» **Task requirements**:
Find each line holding "radius" and copy it out.

-- BEGIN --

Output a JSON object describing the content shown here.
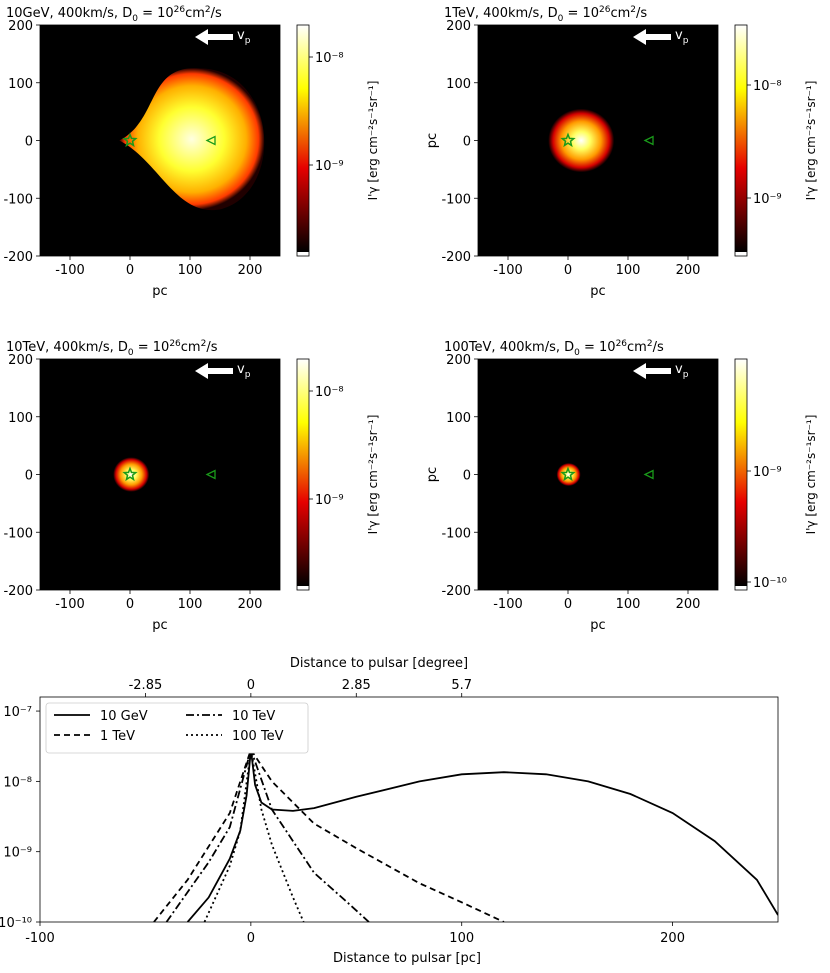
{
  "chart_data": [
    {
      "type": "heatmap",
      "title": "10GeV, 400km/s, D",
      "title_sub": "0",
      "title_eq": " = 10",
      "title_sup": "26",
      "title_unit": "cm",
      "title_unit_sup": "2",
      "title_unit_end": "/s",
      "xlabel": "pc",
      "ylabel": "",
      "xlim": [
        -150,
        250
      ],
      "ylim": [
        -200,
        200
      ],
      "xticks": [
        "-100",
        "0",
        "100",
        "200"
      ],
      "yticks": [
        "200",
        "100",
        "0",
        "-100",
        "-200"
      ],
      "arrow_label": "v",
      "arrow_sub": "p",
      "pulsar_pos": [
        0,
        0
      ],
      "source_pos": [
        135,
        0
      ],
      "blob": {
        "center": [
          115,
          0
        ],
        "radius": 125,
        "compression_left": 0.7
      },
      "colorbar": {
        "label": "I'γ [erg cm⁻²s⁻¹sr⁻¹]",
        "ticks": [
          "10⁻⁸",
          "10⁻⁹"
        ],
        "tick_exp": [
          -8,
          -9
        ]
      }
    },
    {
      "type": "heatmap",
      "title": "1TeV, 400km/s, D",
      "title_sub": "0",
      "title_eq": " = 10",
      "title_sup": "26",
      "title_unit": "cm",
      "title_unit_sup": "2",
      "title_unit_end": "/s",
      "xlabel": "pc",
      "ylabel": "pc",
      "xlim": [
        -150,
        250
      ],
      "ylim": [
        -200,
        200
      ],
      "xticks": [
        "-100",
        "0",
        "100",
        "200"
      ],
      "yticks": [
        "200",
        "100",
        "0",
        "-100",
        "-200"
      ],
      "arrow_label": "v",
      "arrow_sub": "p",
      "pulsar_pos": [
        0,
        0
      ],
      "source_pos": [
        135,
        0
      ],
      "blob": {
        "center": [
          22,
          0
        ],
        "radius": 55
      },
      "colorbar": {
        "label": "I'γ [erg cm⁻²s⁻¹sr⁻¹]",
        "ticks": [
          "10⁻⁸",
          "10⁻⁹"
        ],
        "tick_exp": [
          -8,
          -9
        ]
      }
    },
    {
      "type": "heatmap",
      "title": "10TeV, 400km/s, D",
      "title_sub": "0",
      "title_eq": " = 10",
      "title_sup": "26",
      "title_unit": "cm",
      "title_unit_sup": "2",
      "title_unit_end": "/s",
      "xlabel": "pc",
      "ylabel": "",
      "xlim": [
        -150,
        250
      ],
      "ylim": [
        -200,
        200
      ],
      "xticks": [
        "-100",
        "0",
        "100",
        "200"
      ],
      "yticks": [
        "200",
        "100",
        "0",
        "-100",
        "-200"
      ],
      "arrow_label": "v",
      "arrow_sub": "p",
      "pulsar_pos": [
        0,
        0
      ],
      "source_pos": [
        135,
        0
      ],
      "blob": {
        "center": [
          2,
          0
        ],
        "radius": 30
      },
      "colorbar": {
        "label": "I'γ [erg cm⁻²s⁻¹sr⁻¹]",
        "ticks": [
          "10⁻⁸",
          "10⁻⁹"
        ],
        "tick_exp": [
          -8,
          -9
        ]
      }
    },
    {
      "type": "heatmap",
      "title": "100TeV, 400km/s, D",
      "title_sub": "0",
      "title_eq": " = 10",
      "title_sup": "26",
      "title_unit": "cm",
      "title_unit_sup": "2",
      "title_unit_end": "/s",
      "xlabel": "pc",
      "ylabel": "pc",
      "xlim": [
        -150,
        250
      ],
      "ylim": [
        -200,
        200
      ],
      "xticks": [
        "-100",
        "0",
        "100",
        "200"
      ],
      "yticks": [
        "200",
        "100",
        "0",
        "-100",
        "-200"
      ],
      "arrow_label": "v",
      "arrow_sub": "p",
      "pulsar_pos": [
        0,
        0
      ],
      "source_pos": [
        135,
        0
      ],
      "blob": {
        "center": [
          1,
          0
        ],
        "radius": 20
      },
      "colorbar": {
        "label": "I'γ [erg cm⁻²s⁻¹sr⁻¹]",
        "ticks": [
          "10⁻⁹",
          "10⁻¹⁰"
        ],
        "tick_exp": [
          -9,
          -10
        ]
      }
    },
    {
      "type": "line",
      "title": "",
      "xlabel": "Distance to pulsar [pc]",
      "x2label": "Distance to pulsar [degree]",
      "xlim": [
        -100,
        250
      ],
      "ylim_log10": [
        -10,
        -6.8
      ],
      "xticks": [
        -100,
        0,
        100,
        200
      ],
      "xtick_labels": [
        "-100",
        "0",
        "100",
        "200"
      ],
      "x2ticks_pc": [
        -50,
        0,
        50,
        100
      ],
      "x2tick_labels": [
        "-2.85",
        "0",
        "2.85",
        "5.7"
      ],
      "yticks_log10": [
        -7,
        -8,
        -9,
        -10
      ],
      "ytick_labels": [
        "10⁻⁷",
        "10⁻⁸",
        "10⁻⁹",
        "10⁻¹⁰"
      ],
      "legend": [
        "10 GeV",
        "1 TeV",
        "10 TeV",
        "100 TeV"
      ],
      "legend_position": "top-left",
      "series": [
        {
          "name": "10 GeV",
          "dash": "solid",
          "x": [
            -30,
            -20,
            -10,
            -5,
            -2,
            0,
            2,
            5,
            10,
            20,
            30,
            50,
            80,
            100,
            120,
            140,
            160,
            180,
            200,
            220,
            240,
            250
          ],
          "log10_y": [
            -10,
            -9.65,
            -9.1,
            -8.7,
            -8.2,
            -7.55,
            -8.05,
            -8.3,
            -8.4,
            -8.42,
            -8.38,
            -8.22,
            -8.0,
            -7.9,
            -7.87,
            -7.9,
            -8.0,
            -8.18,
            -8.45,
            -8.85,
            -9.4,
            -9.9
          ]
        },
        {
          "name": "1 TeV",
          "dash": "dashed",
          "x": [
            -46,
            -30,
            -10,
            0,
            10,
            30,
            50,
            80,
            100,
            120
          ],
          "log10_y": [
            -10,
            -9.4,
            -8.45,
            -7.55,
            -8.0,
            -8.6,
            -8.95,
            -9.45,
            -9.72,
            -10
          ]
        },
        {
          "name": "10 TeV",
          "dash": "dashdot",
          "x": [
            -40,
            -20,
            -10,
            0,
            10,
            30,
            45,
            56
          ],
          "log10_y": [
            -10,
            -9.15,
            -8.65,
            -7.55,
            -8.4,
            -9.3,
            -9.7,
            -10
          ]
        },
        {
          "name": "100 TeV",
          "dash": "dotted",
          "x": [
            -22,
            -10,
            -5,
            0,
            5,
            10,
            20,
            25
          ],
          "log10_y": [
            -10,
            -9.2,
            -8.7,
            -7.55,
            -8.4,
            -8.9,
            -9.65,
            -10
          ]
        }
      ]
    }
  ]
}
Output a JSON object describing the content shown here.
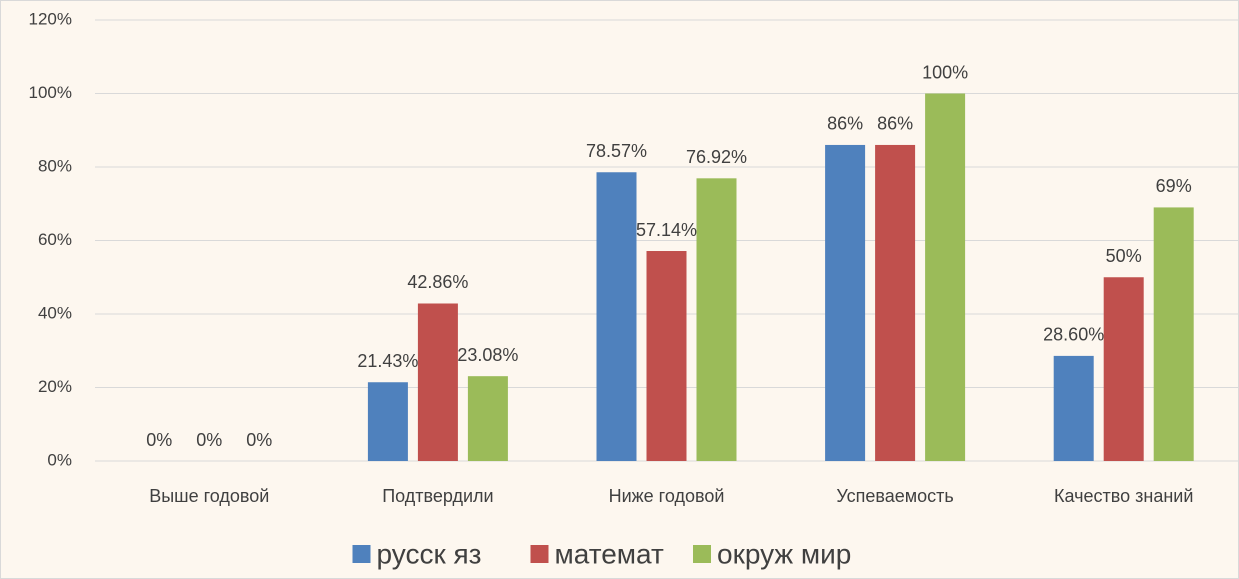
{
  "chart_data": {
    "type": "bar",
    "categories": [
      "Выше годовой",
      "Подтвердили",
      "Ниже годовой",
      "Успеваемость",
      "Качество знаний"
    ],
    "series": [
      {
        "name": "русск яз",
        "color": "#4f81bd",
        "values": [
          0,
          21.43,
          78.57,
          86,
          28.6
        ],
        "value_labels": [
          "0%",
          "21.43%",
          "78.57%",
          "86%",
          "28.60%"
        ]
      },
      {
        "name": "математ",
        "color": "#c0504d",
        "values": [
          0,
          42.86,
          57.14,
          86,
          50
        ],
        "value_labels": [
          "0%",
          "42.86%",
          "57.14%",
          "86%",
          "50%"
        ]
      },
      {
        "name": "окруж мир",
        "color": "#9bbb59",
        "values": [
          0,
          23.08,
          76.92,
          100,
          69
        ],
        "value_labels": [
          "0%",
          "23.08%",
          "76.92%",
          "100%",
          "69%"
        ]
      }
    ],
    "ylim": [
      0,
      120
    ],
    "yticks": [
      {
        "value": 0,
        "label": "0%"
      },
      {
        "value": 20,
        "label": "20%"
      },
      {
        "value": 40,
        "label": "40%"
      },
      {
        "value": 60,
        "label": "60%"
      },
      {
        "value": 80,
        "label": "80%"
      },
      {
        "value": 100,
        "label": "100%"
      },
      {
        "value": 120,
        "label": "120%"
      }
    ],
    "grid": true,
    "legend": "bottom"
  }
}
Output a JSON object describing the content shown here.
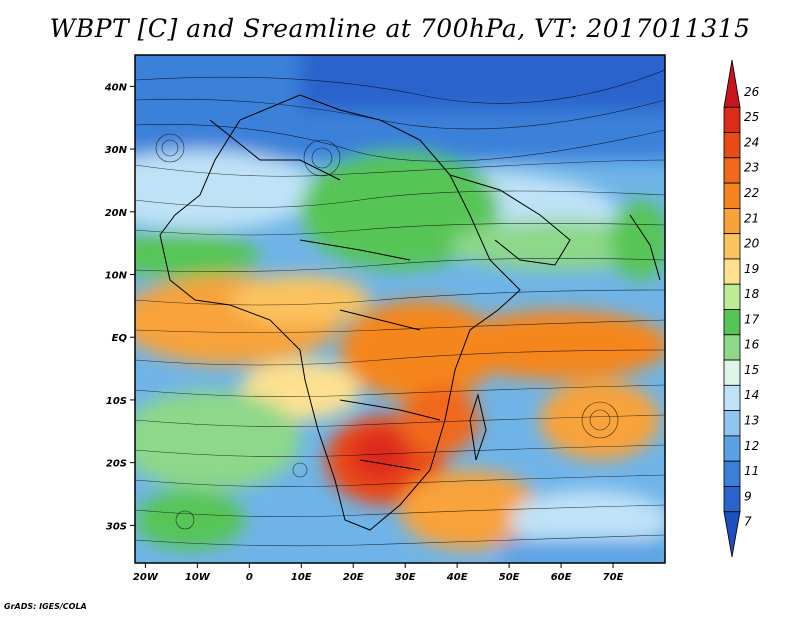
{
  "title": "WBPT [C] and Sreamline at 700hPa, VT: 2017011315",
  "credit": "GrADS: IGES/COLA",
  "map": {
    "lon_ticks": [
      {
        "lon": -20,
        "label": "20W"
      },
      {
        "lon": -10,
        "label": "10W"
      },
      {
        "lon": 0,
        "label": "0"
      },
      {
        "lon": 10,
        "label": "10E"
      },
      {
        "lon": 20,
        "label": "20E"
      },
      {
        "lon": 30,
        "label": "30E"
      },
      {
        "lon": 40,
        "label": "40E"
      },
      {
        "lon": 50,
        "label": "50E"
      },
      {
        "lon": 60,
        "label": "60E"
      },
      {
        "lon": 70,
        "label": "70E"
      }
    ],
    "lat_ticks": [
      {
        "lat": 40,
        "label": "40N"
      },
      {
        "lat": 30,
        "label": "30N"
      },
      {
        "lat": 20,
        "label": "20N"
      },
      {
        "lat": 10,
        "label": "10N"
      },
      {
        "lat": 0,
        "label": "EQ"
      },
      {
        "lat": -10,
        "label": "10S"
      },
      {
        "lat": -20,
        "label": "20S"
      },
      {
        "lat": -30,
        "label": "30S"
      }
    ],
    "lon_range": [
      -22,
      80
    ],
    "lat_range": [
      -36,
      45
    ]
  },
  "colorbar": {
    "levels": [
      "26",
      "25",
      "24",
      "23",
      "22",
      "21",
      "20",
      "19",
      "18",
      "17",
      "16",
      "15",
      "14",
      "13",
      "12",
      "11",
      "9",
      "7"
    ],
    "colors": [
      "#c8141e",
      "#dd2b1a",
      "#ea4a16",
      "#f0691c",
      "#f5861f",
      "#f8a33a",
      "#fbc35e",
      "#fde190",
      "#bdec96",
      "#57c556",
      "#8dd889",
      "#dff5e7",
      "#bfe2f7",
      "#8fc5ef",
      "#5aa2e4",
      "#3a80d9",
      "#2a63cc",
      "#1d4fbf"
    ]
  }
}
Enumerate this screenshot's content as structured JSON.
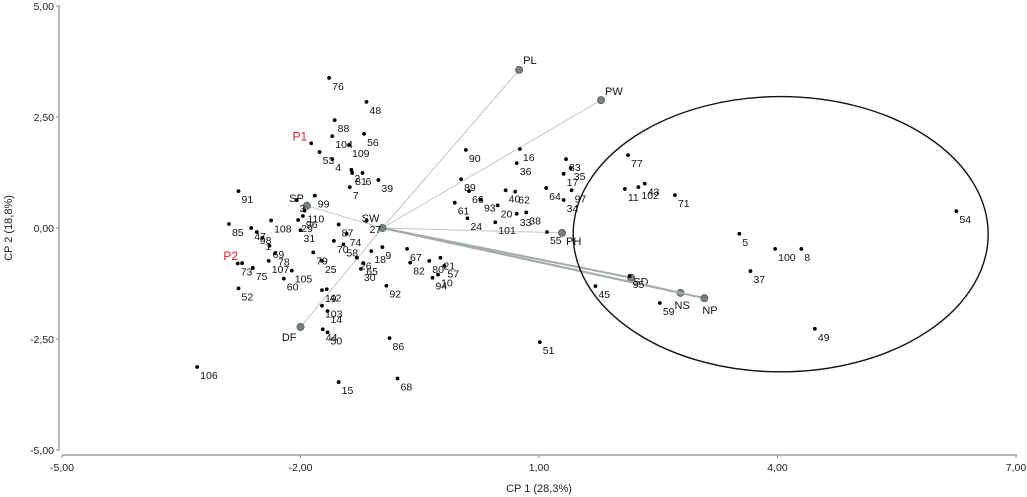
{
  "chart_data": {
    "type": "scatter",
    "subtype": "pca-biplot",
    "title": "",
    "xlabel": "CP 1 (28,3%)",
    "ylabel": "CP 2 (18,8%)",
    "xlim": [
      -5,
      7
    ],
    "ylim": [
      -5,
      5
    ],
    "x_ticks": [
      "-5,00",
      "-2,00",
      "1,00",
      "4,00",
      "7,00"
    ],
    "y_ticks": [
      "5,00",
      "2,50",
      "0,00",
      "-2,50",
      "-5,00"
    ],
    "grid": false,
    "legend": null,
    "origin": {
      "label": "SW",
      "x": -0.97,
      "y": 0.0
    },
    "variables": [
      {
        "name": "PL",
        "x": 0.75,
        "y": 3.56
      },
      {
        "name": "PW",
        "x": 1.78,
        "y": 2.88
      },
      {
        "name": "PH",
        "x": 1.29,
        "y": -0.11
      },
      {
        "name": "SD",
        "x": 2.16,
        "y": -1.12
      },
      {
        "name": "NS",
        "x": 2.78,
        "y": -1.46
      },
      {
        "name": "NP",
        "x": 3.08,
        "y": -1.58
      },
      {
        "name": "DF",
        "x": -2.0,
        "y": -2.23
      },
      {
        "name": "SP",
        "x": -1.92,
        "y": 0.5
      }
    ],
    "highlighted_points": [
      {
        "name": "P1",
        "x": -1.89,
        "y": 1.93,
        "color": "#e0202a"
      },
      {
        "name": "P2",
        "x": -2.76,
        "y": -0.77,
        "color": "#e0202a"
      }
    ],
    "points": [
      {
        "id": "76",
        "x": -1.64,
        "y": 3.38
      },
      {
        "id": "48",
        "x": -1.17,
        "y": 2.84
      },
      {
        "id": "88",
        "x": -1.57,
        "y": 2.43
      },
      {
        "id": "104",
        "x": -1.6,
        "y": 2.07
      },
      {
        "id": "109",
        "x": -1.39,
        "y": 1.87
      },
      {
        "id": "56",
        "x": -1.2,
        "y": 2.12
      },
      {
        "id": "53",
        "x": -1.76,
        "y": 1.71
      },
      {
        "id": "4",
        "x": -1.6,
        "y": 1.55
      },
      {
        "id": "2",
        "x": -1.36,
        "y": 1.31
      },
      {
        "id": "81",
        "x": -1.35,
        "y": 1.24
      },
      {
        "id": "7",
        "x": -1.38,
        "y": 0.92
      },
      {
        "id": "91",
        "x": -2.78,
        "y": 0.83
      },
      {
        "id": "6",
        "x": -1.22,
        "y": 1.24
      },
      {
        "id": "39",
        "x": -1.02,
        "y": 1.08
      },
      {
        "id": "90",
        "x": 0.08,
        "y": 1.76
      },
      {
        "id": "16",
        "x": 0.76,
        "y": 1.78
      },
      {
        "id": "36",
        "x": 0.72,
        "y": 1.46
      },
      {
        "id": "89",
        "x": 0.02,
        "y": 1.1
      },
      {
        "id": "66",
        "x": 0.12,
        "y": 0.83
      },
      {
        "id": "61",
        "x": -0.06,
        "y": 0.57
      },
      {
        "id": "93",
        "x": 0.27,
        "y": 0.64
      },
      {
        "id": "20",
        "x": 0.48,
        "y": 0.51
      },
      {
        "id": "40",
        "x": 0.58,
        "y": 0.85
      },
      {
        "id": "62",
        "x": 0.7,
        "y": 0.82
      },
      {
        "id": "33",
        "x": 0.72,
        "y": 0.32
      },
      {
        "id": "38",
        "x": 0.84,
        "y": 0.35
      },
      {
        "id": "24",
        "x": 0.1,
        "y": 0.22
      },
      {
        "id": "101",
        "x": 0.45,
        "y": 0.13
      },
      {
        "id": "83",
        "x": 1.34,
        "y": 1.55
      },
      {
        "id": "17",
        "x": 1.31,
        "y": 1.22
      },
      {
        "id": "35",
        "x": 1.4,
        "y": 1.35
      },
      {
        "id": "64",
        "x": 1.09,
        "y": 0.9
      },
      {
        "id": "97",
        "x": 1.41,
        "y": 0.85
      },
      {
        "id": "34",
        "x": 1.31,
        "y": 0.63
      },
      {
        "id": "55",
        "x": 1.1,
        "y": -0.09
      },
      {
        "id": "3",
        "x": -2.05,
        "y": 0.63
      },
      {
        "id": "110",
        "x": -1.95,
        "y": 0.39
      },
      {
        "id": "99",
        "x": -1.82,
        "y": 0.73
      },
      {
        "id": "29",
        "x": -2.03,
        "y": 0.18
      },
      {
        "id": "96",
        "x": -1.97,
        "y": 0.27
      },
      {
        "id": "27",
        "x": -1.17,
        "y": 0.16
      },
      {
        "id": "87",
        "x": -1.52,
        "y": 0.08
      },
      {
        "id": "31",
        "x": -2.0,
        "y": -0.05
      },
      {
        "id": "74",
        "x": -1.42,
        "y": -0.13
      },
      {
        "id": "70",
        "x": -1.58,
        "y": -0.29
      },
      {
        "id": "58",
        "x": -1.46,
        "y": -0.37
      },
      {
        "id": "79",
        "x": -1.84,
        "y": -0.55
      },
      {
        "id": "25",
        "x": -1.73,
        "y": -0.74
      },
      {
        "id": "26",
        "x": -1.29,
        "y": -0.67
      },
      {
        "id": "65",
        "x": -1.21,
        "y": -0.79
      },
      {
        "id": "30",
        "x": -1.24,
        "y": -0.92
      },
      {
        "id": "18",
        "x": -1.11,
        "y": -0.52
      },
      {
        "id": "9",
        "x": -0.97,
        "y": -0.43
      },
      {
        "id": "67",
        "x": -0.66,
        "y": -0.47
      },
      {
        "id": "80",
        "x": -0.38,
        "y": -0.74
      },
      {
        "id": "82",
        "x": -0.62,
        "y": -0.78
      },
      {
        "id": "21",
        "x": -0.24,
        "y": -0.67
      },
      {
        "id": "57",
        "x": -0.19,
        "y": -0.85
      },
      {
        "id": "10",
        "x": -0.27,
        "y": -1.05
      },
      {
        "id": "94",
        "x": -0.34,
        "y": -1.12
      },
      {
        "id": "105",
        "x": -2.11,
        "y": -0.96
      },
      {
        "id": "60",
        "x": -2.21,
        "y": -1.14
      },
      {
        "id": "19",
        "x": -1.73,
        "y": -1.4
      },
      {
        "id": "42",
        "x": -1.67,
        "y": -1.38
      },
      {
        "id": "103",
        "x": -1.73,
        "y": -1.75
      },
      {
        "id": "14",
        "x": -1.66,
        "y": -1.87
      },
      {
        "id": "44",
        "x": -1.72,
        "y": -2.28
      },
      {
        "id": "50",
        "x": -1.66,
        "y": -2.35
      },
      {
        "id": "92",
        "x": -0.92,
        "y": -1.3
      },
      {
        "id": "86",
        "x": -0.88,
        "y": -2.48
      },
      {
        "id": "51",
        "x": 1.01,
        "y": -2.57
      },
      {
        "id": "15",
        "x": -1.52,
        "y": -3.47
      },
      {
        "id": "68",
        "x": -0.78,
        "y": -3.39
      },
      {
        "id": "108",
        "x": -2.37,
        "y": 0.17
      },
      {
        "id": "85",
        "x": -2.9,
        "y": 0.09
      },
      {
        "id": "47",
        "x": -2.62,
        "y": 0.0
      },
      {
        "id": "98",
        "x": -2.55,
        "y": -0.09
      },
      {
        "id": "1",
        "x": -2.48,
        "y": -0.22
      },
      {
        "id": "69",
        "x": -2.39,
        "y": -0.4
      },
      {
        "id": "78",
        "x": -2.32,
        "y": -0.57
      },
      {
        "id": "107",
        "x": -2.4,
        "y": -0.74
      },
      {
        "id": "73",
        "x": -2.79,
        "y": -0.8
      },
      {
        "id": "75",
        "x": -2.6,
        "y": -0.9
      },
      {
        "id": "52",
        "x": -2.78,
        "y": -1.36
      },
      {
        "id": "106",
        "x": -3.3,
        "y": -3.13
      },
      {
        "id": "77",
        "x": 2.12,
        "y": 1.64
      },
      {
        "id": "11",
        "x": 2.08,
        "y": 0.88
      },
      {
        "id": "102",
        "x": 2.25,
        "y": 0.92
      },
      {
        "id": "43",
        "x": 2.33,
        "y": 1.0
      },
      {
        "id": "71",
        "x": 2.71,
        "y": 0.74
      },
      {
        "id": "5",
        "x": 3.52,
        "y": -0.13
      },
      {
        "id": "37",
        "x": 3.66,
        "y": -0.97
      },
      {
        "id": "45",
        "x": 1.71,
        "y": -1.31
      },
      {
        "id": "95",
        "x": 2.14,
        "y": -1.08
      },
      {
        "id": "59",
        "x": 2.52,
        "y": -1.69
      },
      {
        "id": "100",
        "x": 3.97,
        "y": -0.47
      },
      {
        "id": "8",
        "x": 4.3,
        "y": -0.47
      },
      {
        "id": "49",
        "x": 4.47,
        "y": -2.27
      },
      {
        "id": "54",
        "x": 6.25,
        "y": 0.38
      }
    ],
    "annotations": [
      {
        "type": "ellipse",
        "cx": 4.04,
        "cy": -0.14,
        "rx": 2.61,
        "ry": 3.1,
        "description": "encircles group of points to the right incl. NS, NP, SD vectors"
      }
    ]
  }
}
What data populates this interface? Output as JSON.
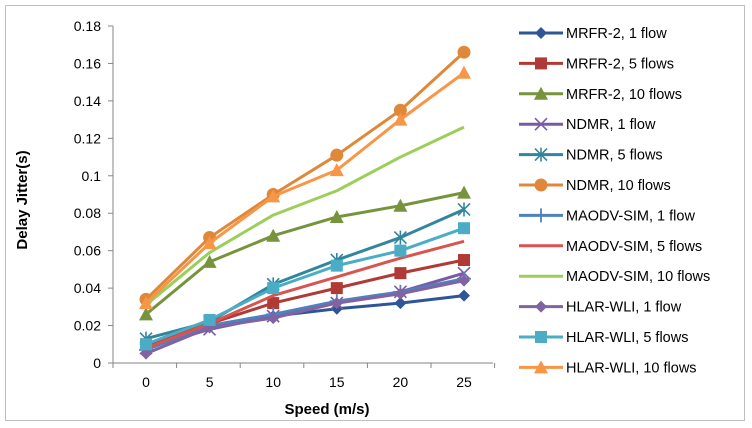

-- END --

» **Written reply**:
        "radius": 125,
        "radius": 55
        "radius": 30
        "radius": 20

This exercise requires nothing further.